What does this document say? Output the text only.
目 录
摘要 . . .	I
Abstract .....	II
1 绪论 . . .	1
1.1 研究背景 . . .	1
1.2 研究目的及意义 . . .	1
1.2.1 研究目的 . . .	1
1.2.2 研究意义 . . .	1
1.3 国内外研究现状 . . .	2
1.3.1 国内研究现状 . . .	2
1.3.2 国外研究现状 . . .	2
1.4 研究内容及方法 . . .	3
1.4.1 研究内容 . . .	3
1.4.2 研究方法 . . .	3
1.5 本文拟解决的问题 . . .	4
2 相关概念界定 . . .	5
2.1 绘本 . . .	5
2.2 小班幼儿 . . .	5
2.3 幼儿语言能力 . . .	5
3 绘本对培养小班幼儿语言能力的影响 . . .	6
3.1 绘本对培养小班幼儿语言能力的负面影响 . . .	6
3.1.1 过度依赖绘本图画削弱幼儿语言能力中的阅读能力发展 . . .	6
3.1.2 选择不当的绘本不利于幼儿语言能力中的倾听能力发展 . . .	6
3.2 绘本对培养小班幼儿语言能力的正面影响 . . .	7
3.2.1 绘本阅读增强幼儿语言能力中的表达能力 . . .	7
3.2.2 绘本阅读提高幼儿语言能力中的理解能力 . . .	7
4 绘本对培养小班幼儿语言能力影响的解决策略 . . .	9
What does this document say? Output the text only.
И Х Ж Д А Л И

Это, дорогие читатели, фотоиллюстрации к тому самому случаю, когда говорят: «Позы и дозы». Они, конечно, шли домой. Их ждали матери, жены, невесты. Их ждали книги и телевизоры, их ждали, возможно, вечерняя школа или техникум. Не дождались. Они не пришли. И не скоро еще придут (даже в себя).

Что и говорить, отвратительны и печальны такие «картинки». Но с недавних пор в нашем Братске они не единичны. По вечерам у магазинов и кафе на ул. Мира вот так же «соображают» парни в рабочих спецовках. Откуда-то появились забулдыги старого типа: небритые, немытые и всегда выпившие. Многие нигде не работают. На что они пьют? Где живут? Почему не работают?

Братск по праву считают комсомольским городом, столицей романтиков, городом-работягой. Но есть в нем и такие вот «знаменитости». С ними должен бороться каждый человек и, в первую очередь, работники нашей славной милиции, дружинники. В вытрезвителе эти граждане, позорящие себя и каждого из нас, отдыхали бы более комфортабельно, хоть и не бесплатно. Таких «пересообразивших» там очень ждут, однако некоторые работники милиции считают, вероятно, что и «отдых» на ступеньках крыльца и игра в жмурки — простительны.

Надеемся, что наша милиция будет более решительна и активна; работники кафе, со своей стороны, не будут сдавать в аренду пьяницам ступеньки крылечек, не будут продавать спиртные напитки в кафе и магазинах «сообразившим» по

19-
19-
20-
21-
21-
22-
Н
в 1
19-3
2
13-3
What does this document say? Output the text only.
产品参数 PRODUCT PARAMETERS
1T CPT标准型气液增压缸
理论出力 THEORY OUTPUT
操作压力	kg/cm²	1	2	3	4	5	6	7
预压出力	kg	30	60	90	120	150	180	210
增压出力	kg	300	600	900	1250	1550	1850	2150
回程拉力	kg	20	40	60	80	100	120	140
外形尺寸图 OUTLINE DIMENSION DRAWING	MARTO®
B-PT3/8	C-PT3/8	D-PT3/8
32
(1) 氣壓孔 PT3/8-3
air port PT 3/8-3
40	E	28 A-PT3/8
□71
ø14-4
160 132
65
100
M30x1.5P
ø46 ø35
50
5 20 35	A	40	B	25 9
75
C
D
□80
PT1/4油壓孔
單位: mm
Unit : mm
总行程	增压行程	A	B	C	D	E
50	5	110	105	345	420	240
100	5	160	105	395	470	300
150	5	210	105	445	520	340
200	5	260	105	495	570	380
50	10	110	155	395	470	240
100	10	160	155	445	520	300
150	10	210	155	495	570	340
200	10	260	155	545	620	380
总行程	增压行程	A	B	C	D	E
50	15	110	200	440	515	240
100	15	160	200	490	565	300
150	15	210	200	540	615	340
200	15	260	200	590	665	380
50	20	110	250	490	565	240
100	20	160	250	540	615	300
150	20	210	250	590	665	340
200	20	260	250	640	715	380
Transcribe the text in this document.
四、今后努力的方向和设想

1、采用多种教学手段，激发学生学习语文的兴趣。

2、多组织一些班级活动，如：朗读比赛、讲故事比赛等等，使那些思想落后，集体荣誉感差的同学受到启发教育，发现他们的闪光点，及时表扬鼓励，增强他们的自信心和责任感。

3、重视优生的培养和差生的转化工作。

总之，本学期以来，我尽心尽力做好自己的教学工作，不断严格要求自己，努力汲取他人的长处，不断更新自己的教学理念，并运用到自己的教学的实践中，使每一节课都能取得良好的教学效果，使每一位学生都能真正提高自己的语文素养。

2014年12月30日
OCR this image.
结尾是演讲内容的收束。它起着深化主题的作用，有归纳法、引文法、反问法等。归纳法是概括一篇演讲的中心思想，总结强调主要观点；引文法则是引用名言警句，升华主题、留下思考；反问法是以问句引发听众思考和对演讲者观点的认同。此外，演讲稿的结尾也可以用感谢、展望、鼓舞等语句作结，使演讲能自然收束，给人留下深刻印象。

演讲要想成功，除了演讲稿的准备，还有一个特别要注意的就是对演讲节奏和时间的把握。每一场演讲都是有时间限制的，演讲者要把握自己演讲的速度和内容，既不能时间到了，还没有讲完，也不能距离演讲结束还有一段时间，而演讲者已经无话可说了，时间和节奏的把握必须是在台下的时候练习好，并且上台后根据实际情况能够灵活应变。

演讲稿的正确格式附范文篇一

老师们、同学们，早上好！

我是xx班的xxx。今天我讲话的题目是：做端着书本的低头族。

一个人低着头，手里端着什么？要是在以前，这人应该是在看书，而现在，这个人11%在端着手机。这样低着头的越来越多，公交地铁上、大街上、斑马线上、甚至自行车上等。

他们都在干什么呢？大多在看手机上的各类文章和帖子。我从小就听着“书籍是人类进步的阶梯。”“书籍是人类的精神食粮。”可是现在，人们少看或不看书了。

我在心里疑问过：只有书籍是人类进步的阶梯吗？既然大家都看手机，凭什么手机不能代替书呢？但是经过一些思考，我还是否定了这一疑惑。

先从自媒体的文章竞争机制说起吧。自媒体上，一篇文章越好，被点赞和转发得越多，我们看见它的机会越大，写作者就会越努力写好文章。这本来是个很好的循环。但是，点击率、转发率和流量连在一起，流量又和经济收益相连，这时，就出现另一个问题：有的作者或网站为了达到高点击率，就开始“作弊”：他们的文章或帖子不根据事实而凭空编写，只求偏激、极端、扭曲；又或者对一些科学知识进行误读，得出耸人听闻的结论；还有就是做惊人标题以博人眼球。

....................

### Exercise aim:
Return the lines beginning at the one that contains "OCR this image." and continuing through the last line of the data, exactly as they stand and without any others.

### The output:
OCR this image.
结尾是演讲内容的收束。它起着深化主题的作用，有归纳法、引文法、反问法等。归纳法是概括一篇演讲的中心思想，总结强调主要观点；引文法则是引用名言警句，升华主题、留下思考；反问法是以问句引发听众思考和对演讲者观点的认同。此外，演讲稿的结尾也可以用感谢、展望、鼓舞等语句作结，使演讲能自然收束，给人留下深刻印象。

演讲要想成功，除了演讲稿的准备，还有一个特别要注意的就是对演讲节奏和时间的把握。每一场演讲都是有时间限制的，演讲者要把握自己演讲的速度和内容，既不能时间到了，还没有讲完，也不能距离演讲结束还有一段时间，而演讲者已经无话可说了，时间和节奏的把握必须是在台下的时候练习好，并且上台后根据实际情况能够灵活应变。

演讲稿的正确格式附范文篇一

老师们、同学们，早上好！

我是xx班的xxx。今天我讲话的题目是：做端着书本的低头族。

一个人低着头，手里端着什么？要是在以前，这人应该是在看书，而现在，这个人11%在端着手机。这样低着头的越来越多，公交地铁上、大街上、斑马线上、甚至自行车上等。

他们都在干什么呢？大多在看手机上的各类文章和帖子。我从小就听着“书籍是人类进步的阶梯。”“书籍是人类的精神食粮。”可是现在，人们少看或不看书了。

我在心里疑问过：只有书籍是人类进步的阶梯吗？既然大家都看手机，凭什么手机不能代替书呢？但是经过一些思考，我还是否定了这一疑惑。

先从自媒体的文章竞争机制说起吧。自媒体上，一篇文章越好，被点赞和转发得越多，我们看见它的机会越大，写作者就会越努力写好文章。这本来是个很好的循环。但是，点击率、转发率和流量连在一起，流量又和经济收益相连，这时，就出现另一个问题：有的作者或网站为了达到高点击率，就开始“作弊”：他们的文章或帖子不根据事实而凭空编写，只求偏激、极端、扭曲；又或者对一些科学知识进行误读，得出耸人听闻的结论；还有就是做惊人标题以博人眼球。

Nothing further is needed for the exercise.